··· Data to process ···

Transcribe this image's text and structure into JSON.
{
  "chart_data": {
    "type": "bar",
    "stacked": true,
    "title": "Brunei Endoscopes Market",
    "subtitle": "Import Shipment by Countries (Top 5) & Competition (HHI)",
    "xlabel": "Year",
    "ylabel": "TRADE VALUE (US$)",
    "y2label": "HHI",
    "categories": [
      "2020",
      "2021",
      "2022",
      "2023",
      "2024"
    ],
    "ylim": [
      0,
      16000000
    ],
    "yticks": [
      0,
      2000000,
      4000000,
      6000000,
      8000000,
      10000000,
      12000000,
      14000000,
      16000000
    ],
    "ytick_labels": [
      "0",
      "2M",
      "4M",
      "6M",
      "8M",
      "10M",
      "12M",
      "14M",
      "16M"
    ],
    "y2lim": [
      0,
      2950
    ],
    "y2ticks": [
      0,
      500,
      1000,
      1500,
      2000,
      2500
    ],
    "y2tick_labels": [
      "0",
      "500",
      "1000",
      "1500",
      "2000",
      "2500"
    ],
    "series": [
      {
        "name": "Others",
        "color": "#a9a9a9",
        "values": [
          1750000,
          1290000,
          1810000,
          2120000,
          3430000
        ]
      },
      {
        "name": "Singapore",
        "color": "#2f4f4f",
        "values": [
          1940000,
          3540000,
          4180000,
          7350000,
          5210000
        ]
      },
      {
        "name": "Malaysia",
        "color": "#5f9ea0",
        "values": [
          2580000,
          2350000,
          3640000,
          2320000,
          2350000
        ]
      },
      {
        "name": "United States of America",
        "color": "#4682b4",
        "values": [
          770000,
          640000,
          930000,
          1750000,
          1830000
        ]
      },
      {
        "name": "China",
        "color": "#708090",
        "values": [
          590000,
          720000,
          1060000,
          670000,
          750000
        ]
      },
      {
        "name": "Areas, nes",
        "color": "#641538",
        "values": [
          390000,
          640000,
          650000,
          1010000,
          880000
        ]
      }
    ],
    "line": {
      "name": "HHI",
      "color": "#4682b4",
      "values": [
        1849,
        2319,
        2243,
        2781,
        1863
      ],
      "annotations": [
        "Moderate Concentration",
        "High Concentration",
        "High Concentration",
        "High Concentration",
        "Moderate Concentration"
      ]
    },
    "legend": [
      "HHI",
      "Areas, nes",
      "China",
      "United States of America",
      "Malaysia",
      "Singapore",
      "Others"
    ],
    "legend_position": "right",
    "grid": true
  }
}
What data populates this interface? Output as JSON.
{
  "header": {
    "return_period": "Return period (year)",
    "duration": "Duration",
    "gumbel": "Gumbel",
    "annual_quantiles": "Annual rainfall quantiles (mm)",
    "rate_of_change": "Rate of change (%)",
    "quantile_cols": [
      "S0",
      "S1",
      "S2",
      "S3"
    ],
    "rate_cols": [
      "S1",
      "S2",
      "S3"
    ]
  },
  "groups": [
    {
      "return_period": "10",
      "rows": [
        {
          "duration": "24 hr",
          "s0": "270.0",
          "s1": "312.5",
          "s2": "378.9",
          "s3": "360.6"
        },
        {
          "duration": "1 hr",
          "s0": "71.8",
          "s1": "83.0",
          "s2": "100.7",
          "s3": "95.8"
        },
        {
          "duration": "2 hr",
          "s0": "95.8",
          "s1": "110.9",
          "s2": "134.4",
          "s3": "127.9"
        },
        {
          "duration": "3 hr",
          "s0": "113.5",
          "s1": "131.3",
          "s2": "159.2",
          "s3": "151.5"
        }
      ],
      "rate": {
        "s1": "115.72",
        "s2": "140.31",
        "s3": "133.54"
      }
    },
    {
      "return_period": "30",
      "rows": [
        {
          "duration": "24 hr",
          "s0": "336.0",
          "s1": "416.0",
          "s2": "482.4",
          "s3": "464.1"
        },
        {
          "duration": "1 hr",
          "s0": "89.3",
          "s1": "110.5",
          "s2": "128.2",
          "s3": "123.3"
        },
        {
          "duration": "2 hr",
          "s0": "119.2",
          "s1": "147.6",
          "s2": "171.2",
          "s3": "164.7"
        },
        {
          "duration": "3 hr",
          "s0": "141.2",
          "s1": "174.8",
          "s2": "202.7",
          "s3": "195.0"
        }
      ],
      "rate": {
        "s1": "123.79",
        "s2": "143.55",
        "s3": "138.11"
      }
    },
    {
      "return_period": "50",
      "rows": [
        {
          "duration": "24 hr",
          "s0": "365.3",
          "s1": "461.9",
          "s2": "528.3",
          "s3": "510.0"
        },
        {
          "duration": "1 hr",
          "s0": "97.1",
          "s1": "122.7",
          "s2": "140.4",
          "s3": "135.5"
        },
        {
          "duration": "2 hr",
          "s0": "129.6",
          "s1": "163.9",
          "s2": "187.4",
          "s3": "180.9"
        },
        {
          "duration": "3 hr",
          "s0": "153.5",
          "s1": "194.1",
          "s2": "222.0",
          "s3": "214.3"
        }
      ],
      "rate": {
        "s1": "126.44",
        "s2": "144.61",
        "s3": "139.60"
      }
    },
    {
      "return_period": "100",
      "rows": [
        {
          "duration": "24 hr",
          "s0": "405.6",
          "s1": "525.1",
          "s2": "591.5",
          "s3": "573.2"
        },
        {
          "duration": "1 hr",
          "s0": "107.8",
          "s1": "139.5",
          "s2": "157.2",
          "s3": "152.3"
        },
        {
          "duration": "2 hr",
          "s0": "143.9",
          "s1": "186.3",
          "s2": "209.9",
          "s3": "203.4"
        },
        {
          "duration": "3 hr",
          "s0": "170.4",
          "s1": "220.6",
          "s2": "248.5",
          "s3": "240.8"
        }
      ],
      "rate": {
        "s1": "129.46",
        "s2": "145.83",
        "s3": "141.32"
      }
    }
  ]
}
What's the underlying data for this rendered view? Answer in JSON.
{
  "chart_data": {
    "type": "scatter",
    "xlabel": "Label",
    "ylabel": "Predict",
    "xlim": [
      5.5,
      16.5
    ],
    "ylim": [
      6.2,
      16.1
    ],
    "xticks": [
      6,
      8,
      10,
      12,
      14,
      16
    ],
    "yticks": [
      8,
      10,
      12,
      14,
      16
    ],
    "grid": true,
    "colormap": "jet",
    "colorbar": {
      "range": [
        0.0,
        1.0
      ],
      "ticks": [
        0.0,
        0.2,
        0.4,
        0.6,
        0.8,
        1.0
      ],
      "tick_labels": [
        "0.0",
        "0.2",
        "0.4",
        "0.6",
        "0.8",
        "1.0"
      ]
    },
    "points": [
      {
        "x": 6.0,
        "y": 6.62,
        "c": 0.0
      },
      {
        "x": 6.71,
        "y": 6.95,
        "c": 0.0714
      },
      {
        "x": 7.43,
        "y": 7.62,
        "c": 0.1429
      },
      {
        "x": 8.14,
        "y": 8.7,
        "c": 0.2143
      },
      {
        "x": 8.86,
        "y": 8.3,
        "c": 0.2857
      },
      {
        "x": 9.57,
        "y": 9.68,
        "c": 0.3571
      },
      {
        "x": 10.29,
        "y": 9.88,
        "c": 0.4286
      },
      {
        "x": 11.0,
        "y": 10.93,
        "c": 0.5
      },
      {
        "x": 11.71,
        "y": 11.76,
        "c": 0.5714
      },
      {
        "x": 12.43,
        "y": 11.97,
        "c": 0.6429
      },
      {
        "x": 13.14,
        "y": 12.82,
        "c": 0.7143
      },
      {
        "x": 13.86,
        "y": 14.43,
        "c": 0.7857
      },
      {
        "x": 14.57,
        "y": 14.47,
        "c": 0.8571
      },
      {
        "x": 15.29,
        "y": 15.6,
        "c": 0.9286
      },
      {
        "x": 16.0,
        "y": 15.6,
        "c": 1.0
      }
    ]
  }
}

···

* [Task brief] Output the listing above without altering a single character.

* [Exercise response]
Transcribe this image's text and structure into JSON.
{
  "chart_data": {
    "type": "bar",
    "stacked": true,
    "title": "Brunei Endoscopes Market",
    "subtitle": "Import Shipment by Countries (Top 5) & Competition (HHI)",
    "xlabel": "Year",
    "ylabel": "TRADE VALUE (US$)",
    "y2label": "HHI",
    "categories": [
      "2020",
      "2021",
      "2022",
      "2023",
      "2024"
    ],
    "ylim": [
      0,
      16000000
    ],
    "yticks": [
      0,
      2000000,
      4000000,
      6000000,
      8000000,
      10000000,
      12000000,
      14000000,
      16000000
    ],
    "ytick_labels": [
      "0",
      "2M",
      "4M",
      "6M",
      "8M",
      "10M",
      "12M",
      "14M",
      "16M"
    ],
    "y2lim": [
      0,
      2950
    ],
    "y2ticks": [
      0,
      500,
      1000,
      1500,
      2000,
      2500
    ],
    "y2tick_labels": [
      "0",
      "500",
      "1000",
      "1500",
      "2000",
      "2500"
    ],
    "series": [
      {
        "name": "Others",
        "color": "#a9a9a9",
        "values": [
          1750000,
          1290000,
          1810000,
          2120000,
          3430000
        ]
      },
      {
        "name": "Singapore",
        "color": "#2f4f4f",
        "values": [
          1940000,
          3540000,
          4180000,
          7350000,
          5210000
        ]
      },
      {
        "name": "Malaysia",
        "color": "#5f9ea0",
        "values": [
          2580000,
          2350000,
          3640000,
          2320000,
          2350000
        ]
      },
      {
        "name": "United States of America",
        "color": "#4682b4",
        "values": [
          770000,
          640000,
          930000,
          1750000,
          1830000
        ]
      },
      {
        "name": "China",
        "color": "#708090",
        "values": [
          590000,
          720000,
          1060000,
          670000,
          750000
        ]
      },
      {
        "name": "Areas, nes",
        "color": "#641538",
        "values": [
          390000,
          640000,
          650000,
          1010000,
          880000
        ]
      }
    ],
    "line": {
      "name": "HHI",
      "color": "#4682b4",
      "values": [
        1849,
        2319,
        2243,
        2781,
        1863
      ],
      "annotations": [
        "Moderate Concentration",
        "High Concentration",
        "High Concentration",
        "High Concentration",
        "Moderate Concentration"
      ]
    },
    "legend": [
      "HHI",
      "Areas, nes",
      "China",
      "United States of America",
      "Malaysia",
      "Singapore",
      "Others"
    ],
    "legend_position": "right",
    "grid": true
  }
}
What data populates this interface? Output as JSON.
{
  "header": {
    "return_period": "Return period (year)",
    "duration": "Duration",
    "gumbel": "Gumbel",
    "annual_quantiles": "Annual rainfall quantiles (mm)",
    "rate_of_change": "Rate of change (%)",
    "quantile_cols": [
      "S0",
      "S1",
      "S2",
      "S3"
    ],
    "rate_cols": [
      "S1",
      "S2",
      "S3"
    ]
  },
  "groups": [
    {
      "return_period": "10",
      "rows": [
        {
          "duration": "24 hr",
          "s0": "270.0",
          "s1": "312.5",
          "s2": "378.9",
          "s3": "360.6"
        },
        {
          "duration": "1 hr",
          "s0": "71.8",
          "s1": "83.0",
          "s2": "100.7",
          "s3": "95.8"
        },
        {
          "duration": "2 hr",
          "s0": "95.8",
          "s1": "110.9",
          "s2": "134.4",
          "s3": "127.9"
        },
        {
          "duration": "3 hr",
          "s0": "113.5",
          "s1": "131.3",
          "s2": "159.2",
          "s3": "151.5"
        }
      ],
      "rate": {
        "s1": "115.72",
        "s2": "140.31",
        "s3": "133.54"
      }
    },
    {
      "return_period": "30",
      "rows": [
        {
          "duration": "24 hr",
          "s0": "336.0",
          "s1": "416.0",
          "s2": "482.4",
          "s3": "464.1"
        },
        {
          "duration": "1 hr",
          "s0": "89.3",
          "s1": "110.5",
          "s2": "128.2",
          "s3": "123.3"
        },
        {
          "duration": "2 hr",
          "s0": "119.2",
          "s1": "147.6",
          "s2": "171.2",
          "s3": "164.7"
        },
        {
          "duration": "3 hr",
          "s0": "141.2",
          "s1": "174.8",
          "s2": "202.7",
          "s3": "195.0"
        }
      ],
      "rate": {
        "s1": "123.79",
        "s2": "143.55",
        "s3": "138.11"
      }
    },
    {
      "return_period": "50",
      "rows": [
        {
          "duration": "24 hr",
          "s0": "365.3",
          "s1": "461.9",
          "s2": "528.3",
          "s3": "510.0"
        },
        {
          "duration": "1 hr",
          "s0": "97.1",
          "s1": "122.7",
          "s2": "140.4",
          "s3": "135.5"
        },
        {
          "duration": "2 hr",
          "s0": "129.6",
          "s1": "163.9",
          "s2": "187.4",
          "s3": "180.9"
        },
        {
          "duration": "3 hr",
          "s0": "153.5",
          "s1": "194.1",
          "s2": "222.0",
          "s3": "214.3"
        }
      ],
      "rate": {
        "s1": "126.44",
        "s2": "144.61",
        "s3": "139.60"
      }
    },
    {
      "return_period": "100",
      "rows": [
        {
          "duration": "24 hr",
          "s0": "405.6",
          "s1": "525.1",
          "s2": "591.5",
          "s3": "573.2"
        },
        {
          "duration": "1 hr",
          "s0": "107.8",
          "s1": "139.5",
          "s2": "157.2",
          "s3": "152.3"
        },
        {
          "duration": "2 hr",
          "s0": "143.9",
          "s1": "186.3",
          "s2": "209.9",
          "s3": "203.4"
        },
        {
          "duration": "3 hr",
          "s0": "170.4",
          "s1": "220.6",
          "s2": "248.5",
          "s3": "240.8"
        }
      ],
      "rate": {
        "s1": "129.46",
        "s2": "145.83",
        "s3": "141.32"
      }
    }
  ]
}
What's the underlying data for this rendered view? Answer in JSON.
{
  "chart_data": {
    "type": "scatter",
    "xlabel": "Label",
    "ylabel": "Predict",
    "xlim": [
      5.5,
      16.5
    ],
    "ylim": [
      6.2,
      16.1
    ],
    "xticks": [
      6,
      8,
      10,
      12,
      14,
      16
    ],
    "yticks": [
      8,
      10,
      12,
      14,
      16
    ],
    "grid": true,
    "colormap": "jet",
    "colorbar": {
      "range": [
        0.0,
        1.0
      ],
      "ticks": [
        0.0,
        0.2,
        0.4,
        0.6,
        0.8,
        1.0
      ],
      "tick_labels": [
        "0.0",
        "0.2",
        "0.4",
        "0.6",
        "0.8",
        "1.0"
      ]
    },
    "points": [
      {
        "x": 6.0,
        "y": 6.62,
        "c": 0.0
      },
      {
        "x": 6.71,
        "y": 6.95,
        "c": 0.0714
      },
      {
        "x": 7.43,
        "y": 7.62,
        "c": 0.1429
      },
      {
        "x": 8.14,
        "y": 8.7,
        "c": 0.2143
      },
      {
        "x": 8.86,
        "y": 8.3,
        "c": 0.2857
      },
      {
        "x": 9.57,
        "y": 9.68,
        "c": 0.3571
      },
      {
        "x": 10.29,
        "y": 9.88,
        "c": 0.4286
      },
      {
        "x": 11.0,
        "y": 10.93,
        "c": 0.5
      },
      {
        "x": 11.71,
        "y": 11.76,
        "c": 0.5714
      },
      {
        "x": 12.43,
        "y": 11.97,
        "c": 0.6429
      },
      {
        "x": 13.14,
        "y": 12.82,
        "c": 0.7143
      },
      {
        "x": 13.86,
        "y": 14.43,
        "c": 0.7857
      },
      {
        "x": 14.57,
        "y": 14.47,
        "c": 0.8571
      },
      {
        "x": 15.29,
        "y": 15.6,
        "c": 0.9286
      },
      {
        "x": 16.0,
        "y": 15.6,
        "c": 1.0
      }
    ]
  }
}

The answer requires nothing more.